[Dataset items]
###

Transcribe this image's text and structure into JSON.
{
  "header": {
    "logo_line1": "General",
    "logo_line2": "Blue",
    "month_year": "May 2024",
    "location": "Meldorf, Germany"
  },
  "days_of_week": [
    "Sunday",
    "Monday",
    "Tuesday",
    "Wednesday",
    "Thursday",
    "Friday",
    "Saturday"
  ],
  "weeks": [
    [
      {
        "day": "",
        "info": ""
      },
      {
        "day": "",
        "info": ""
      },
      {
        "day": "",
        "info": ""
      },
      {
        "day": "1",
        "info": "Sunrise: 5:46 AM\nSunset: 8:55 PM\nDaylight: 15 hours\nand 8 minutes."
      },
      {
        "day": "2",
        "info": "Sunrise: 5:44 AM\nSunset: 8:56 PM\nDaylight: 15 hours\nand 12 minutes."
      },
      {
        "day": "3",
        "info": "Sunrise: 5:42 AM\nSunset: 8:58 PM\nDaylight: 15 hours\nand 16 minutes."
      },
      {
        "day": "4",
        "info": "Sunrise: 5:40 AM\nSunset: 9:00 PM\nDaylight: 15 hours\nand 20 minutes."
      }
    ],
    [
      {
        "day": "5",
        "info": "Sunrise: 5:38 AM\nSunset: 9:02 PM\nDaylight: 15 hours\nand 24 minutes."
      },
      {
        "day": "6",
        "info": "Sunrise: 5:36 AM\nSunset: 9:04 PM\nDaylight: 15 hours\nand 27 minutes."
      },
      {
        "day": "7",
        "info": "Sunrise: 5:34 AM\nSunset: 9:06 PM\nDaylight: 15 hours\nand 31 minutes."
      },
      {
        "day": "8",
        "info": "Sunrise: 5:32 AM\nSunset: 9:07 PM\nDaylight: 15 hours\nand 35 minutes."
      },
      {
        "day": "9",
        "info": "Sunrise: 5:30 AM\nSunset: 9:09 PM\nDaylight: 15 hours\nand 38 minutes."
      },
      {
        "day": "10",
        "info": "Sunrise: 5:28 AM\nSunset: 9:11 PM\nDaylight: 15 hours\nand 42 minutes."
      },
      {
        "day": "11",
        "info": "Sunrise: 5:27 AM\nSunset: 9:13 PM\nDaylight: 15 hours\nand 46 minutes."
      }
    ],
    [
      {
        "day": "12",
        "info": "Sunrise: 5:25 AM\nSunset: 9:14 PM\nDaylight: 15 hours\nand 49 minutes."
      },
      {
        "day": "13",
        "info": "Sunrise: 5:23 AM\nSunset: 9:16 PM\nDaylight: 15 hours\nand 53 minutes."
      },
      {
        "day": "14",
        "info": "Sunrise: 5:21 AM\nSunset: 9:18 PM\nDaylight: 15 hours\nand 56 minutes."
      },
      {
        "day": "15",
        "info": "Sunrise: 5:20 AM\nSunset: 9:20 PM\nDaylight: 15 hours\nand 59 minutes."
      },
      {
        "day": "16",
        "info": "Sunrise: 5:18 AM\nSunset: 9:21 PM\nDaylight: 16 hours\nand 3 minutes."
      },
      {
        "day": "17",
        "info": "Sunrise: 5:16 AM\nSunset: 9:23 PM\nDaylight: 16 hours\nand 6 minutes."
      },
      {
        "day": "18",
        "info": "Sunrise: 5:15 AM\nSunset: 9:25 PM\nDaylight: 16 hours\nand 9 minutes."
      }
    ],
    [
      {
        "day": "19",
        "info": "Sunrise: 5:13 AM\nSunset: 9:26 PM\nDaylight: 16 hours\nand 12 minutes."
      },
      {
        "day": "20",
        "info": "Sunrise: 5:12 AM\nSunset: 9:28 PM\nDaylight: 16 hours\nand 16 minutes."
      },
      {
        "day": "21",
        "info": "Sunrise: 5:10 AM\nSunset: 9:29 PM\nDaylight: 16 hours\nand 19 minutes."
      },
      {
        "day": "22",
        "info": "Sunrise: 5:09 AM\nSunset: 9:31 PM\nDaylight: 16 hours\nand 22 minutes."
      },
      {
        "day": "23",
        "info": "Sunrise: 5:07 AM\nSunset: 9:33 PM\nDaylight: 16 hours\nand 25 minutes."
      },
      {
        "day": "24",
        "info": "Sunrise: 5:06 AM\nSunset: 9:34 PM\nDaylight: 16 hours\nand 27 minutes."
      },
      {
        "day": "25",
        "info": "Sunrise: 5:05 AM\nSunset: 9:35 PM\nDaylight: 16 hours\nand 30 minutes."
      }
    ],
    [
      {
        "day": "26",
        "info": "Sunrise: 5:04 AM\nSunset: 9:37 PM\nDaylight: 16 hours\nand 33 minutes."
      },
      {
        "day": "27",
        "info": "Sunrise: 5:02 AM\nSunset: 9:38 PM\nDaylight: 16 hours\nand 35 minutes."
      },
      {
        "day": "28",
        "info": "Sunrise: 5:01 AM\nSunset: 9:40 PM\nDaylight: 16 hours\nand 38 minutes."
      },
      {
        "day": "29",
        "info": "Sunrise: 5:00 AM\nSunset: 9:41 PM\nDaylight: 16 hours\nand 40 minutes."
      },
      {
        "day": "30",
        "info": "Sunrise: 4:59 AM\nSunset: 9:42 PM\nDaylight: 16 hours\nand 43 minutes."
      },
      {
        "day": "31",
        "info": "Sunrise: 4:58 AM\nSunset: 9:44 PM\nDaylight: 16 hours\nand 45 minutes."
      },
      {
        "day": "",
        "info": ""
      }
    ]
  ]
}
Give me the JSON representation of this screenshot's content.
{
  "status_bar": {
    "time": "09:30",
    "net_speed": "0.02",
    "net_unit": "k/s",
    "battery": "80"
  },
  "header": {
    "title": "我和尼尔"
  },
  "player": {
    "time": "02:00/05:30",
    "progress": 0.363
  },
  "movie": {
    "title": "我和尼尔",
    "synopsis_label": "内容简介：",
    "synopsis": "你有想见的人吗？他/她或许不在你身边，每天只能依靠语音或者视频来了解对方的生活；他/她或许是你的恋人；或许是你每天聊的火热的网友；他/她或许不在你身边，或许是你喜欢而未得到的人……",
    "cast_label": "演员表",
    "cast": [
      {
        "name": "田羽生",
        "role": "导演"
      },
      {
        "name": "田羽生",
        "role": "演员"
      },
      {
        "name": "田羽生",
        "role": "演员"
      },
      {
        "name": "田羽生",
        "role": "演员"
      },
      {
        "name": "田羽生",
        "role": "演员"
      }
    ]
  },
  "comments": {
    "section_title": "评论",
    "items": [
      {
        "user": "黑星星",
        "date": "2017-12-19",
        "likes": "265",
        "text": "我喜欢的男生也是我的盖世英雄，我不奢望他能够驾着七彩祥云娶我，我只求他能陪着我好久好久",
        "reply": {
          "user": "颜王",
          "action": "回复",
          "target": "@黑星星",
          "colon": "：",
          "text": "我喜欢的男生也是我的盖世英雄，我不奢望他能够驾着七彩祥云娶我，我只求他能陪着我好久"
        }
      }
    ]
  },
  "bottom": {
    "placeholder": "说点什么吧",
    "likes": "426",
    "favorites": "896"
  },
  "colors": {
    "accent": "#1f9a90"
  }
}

###

→ **EXERCISE OBJECTIVE**:
Restate every record exactly, leaving nothing out.

→ **EXPECTED ANSWER**:
Transcribe this image's text and structure into JSON.
{
  "header": {
    "logo_line1": "General",
    "logo_line2": "Blue",
    "month_year": "May 2024",
    "location": "Meldorf, Germany"
  },
  "days_of_week": [
    "Sunday",
    "Monday",
    "Tuesday",
    "Wednesday",
    "Thursday",
    "Friday",
    "Saturday"
  ],
  "weeks": [
    [
      {
        "day": "",
        "info": ""
      },
      {
        "day": "",
        "info": ""
      },
      {
        "day": "",
        "info": ""
      },
      {
        "day": "1",
        "info": "Sunrise: 5:46 AM\nSunset: 8:55 PM\nDaylight: 15 hours\nand 8 minutes."
      },
      {
        "day": "2",
        "info": "Sunrise: 5:44 AM\nSunset: 8:56 PM\nDaylight: 15 hours\nand 12 minutes."
      },
      {
        "day": "3",
        "info": "Sunrise: 5:42 AM\nSunset: 8:58 PM\nDaylight: 15 hours\nand 16 minutes."
      },
      {
        "day": "4",
        "info": "Sunrise: 5:40 AM\nSunset: 9:00 PM\nDaylight: 15 hours\nand 20 minutes."
      }
    ],
    [
      {
        "day": "5",
        "info": "Sunrise: 5:38 AM\nSunset: 9:02 PM\nDaylight: 15 hours\nand 24 minutes."
      },
      {
        "day": "6",
        "info": "Sunrise: 5:36 AM\nSunset: 9:04 PM\nDaylight: 15 hours\nand 27 minutes."
      },
      {
        "day": "7",
        "info": "Sunrise: 5:34 AM\nSunset: 9:06 PM\nDaylight: 15 hours\nand 31 minutes."
      },
      {
        "day": "8",
        "info": "Sunrise: 5:32 AM\nSunset: 9:07 PM\nDaylight: 15 hours\nand 35 minutes."
      },
      {
        "day": "9",
        "info": "Sunrise: 5:30 AM\nSunset: 9:09 PM\nDaylight: 15 hours\nand 38 minutes."
      },
      {
        "day": "10",
        "info": "Sunrise: 5:28 AM\nSunset: 9:11 PM\nDaylight: 15 hours\nand 42 minutes."
      },
      {
        "day": "11",
        "info": "Sunrise: 5:27 AM\nSunset: 9:13 PM\nDaylight: 15 hours\nand 46 minutes."
      }
    ],
    [
      {
        "day": "12",
        "info": "Sunrise: 5:25 AM\nSunset: 9:14 PM\nDaylight: 15 hours\nand 49 minutes."
      },
      {
        "day": "13",
        "info": "Sunrise: 5:23 AM\nSunset: 9:16 PM\nDaylight: 15 hours\nand 53 minutes."
      },
      {
        "day": "14",
        "info": "Sunrise: 5:21 AM\nSunset: 9:18 PM\nDaylight: 15 hours\nand 56 minutes."
      },
      {
        "day": "15",
        "info": "Sunrise: 5:20 AM\nSunset: 9:20 PM\nDaylight: 15 hours\nand 59 minutes."
      },
      {
        "day": "16",
        "info": "Sunrise: 5:18 AM\nSunset: 9:21 PM\nDaylight: 16 hours\nand 3 minutes."
      },
      {
        "day": "17",
        "info": "Sunrise: 5:16 AM\nSunset: 9:23 PM\nDaylight: 16 hours\nand 6 minutes."
      },
      {
        "day": "18",
        "info": "Sunrise: 5:15 AM\nSunset: 9:25 PM\nDaylight: 16 hours\nand 9 minutes."
      }
    ],
    [
      {
        "day": "19",
        "info": "Sunrise: 5:13 AM\nSunset: 9:26 PM\nDaylight: 16 hours\nand 12 minutes."
      },
      {
        "day": "20",
        "info": "Sunrise: 5:12 AM\nSunset: 9:28 PM\nDaylight: 16 hours\nand 16 minutes."
      },
      {
        "day": "21",
        "info": "Sunrise: 5:10 AM\nSunset: 9:29 PM\nDaylight: 16 hours\nand 19 minutes."
      },
      {
        "day": "22",
        "info": "Sunrise: 5:09 AM\nSunset: 9:31 PM\nDaylight: 16 hours\nand 22 minutes."
      },
      {
        "day": "23",
        "info": "Sunrise: 5:07 AM\nSunset: 9:33 PM\nDaylight: 16 hours\nand 25 minutes."
      },
      {
        "day": "24",
        "info": "Sunrise: 5:06 AM\nSunset: 9:34 PM\nDaylight: 16 hours\nand 27 minutes."
      },
      {
        "day": "25",
        "info": "Sunrise: 5:05 AM\nSunset: 9:35 PM\nDaylight: 16 hours\nand 30 minutes."
      }
    ],
    [
      {
        "day": "26",
        "info": "Sunrise: 5:04 AM\nSunset: 9:37 PM\nDaylight: 16 hours\nand 33 minutes."
      },
      {
        "day": "27",
        "info": "Sunrise: 5:02 AM\nSunset: 9:38 PM\nDaylight: 16 hours\nand 35 minutes."
      },
      {
        "day": "28",
        "info": "Sunrise: 5:01 AM\nSunset: 9:40 PM\nDaylight: 16 hours\nand 38 minutes."
      },
      {
        "day": "29",
        "info": "Sunrise: 5:00 AM\nSunset: 9:41 PM\nDaylight: 16 hours\nand 40 minutes."
      },
      {
        "day": "30",
        "info": "Sunrise: 4:59 AM\nSunset: 9:42 PM\nDaylight: 16 hours\nand 43 minutes."
      },
      {
        "day": "31",
        "info": "Sunrise: 4:58 AM\nSunset: 9:44 PM\nDaylight: 16 hours\nand 45 minutes."
      },
      {
        "day": "",
        "info": ""
      }
    ]
  ]
}
Give me the JSON representation of this screenshot's content.
{
  "status_bar": {
    "time": "09:30",
    "net_speed": "0.02",
    "net_unit": "k/s",
    "battery": "80"
  },
  "header": {
    "title": "我和尼尔"
  },
  "player": {
    "time": "02:00/05:30",
    "progress": 0.363
  },
  "movie": {
    "title": "我和尼尔",
    "synopsis_label": "内容简介：",
    "synopsis": "你有想见的人吗？他/她或许不在你身边，每天只能依靠语音或者视频来了解对方的生活；他/她或许是你的恋人；或许是你每天聊的火热的网友；他/她或许不在你身边，或许是你喜欢而未得到的人……",
    "cast_label": "演员表",
    "cast": [
      {
        "name": "田羽生",
        "role": "导演"
      },
      {
        "name": "田羽生",
        "role": "演员"
      },
      {
        "name": "田羽生",
        "role": "演员"
      },
      {
        "name": "田羽生",
        "role": "演员"
      },
      {
        "name": "田羽生",
        "role": "演员"
      }
    ]
  },
  "comments": {
    "section_title": "评论",
    "items": [
      {
        "user": "黑星星",
        "date": "2017-12-19",
        "likes": "265",
        "text": "我喜欢的男生也是我的盖世英雄，我不奢望他能够驾着七彩祥云娶我，我只求他能陪着我好久好久",
        "reply": {
          "user": "颜王",
          "action": "回复",
          "target": "@黑星星",
          "colon": "：",
          "text": "我喜欢的男生也是我的盖世英雄，我不奢望他能够驾着七彩祥云娶我，我只求他能陪着我好久"
        }
      }
    ]
  },
  "bottom": {
    "placeholder": "说点什么吧",
    "likes": "426",
    "favorites": "896"
  },
  "colors": {
    "accent": "#1f9a90"
  }
}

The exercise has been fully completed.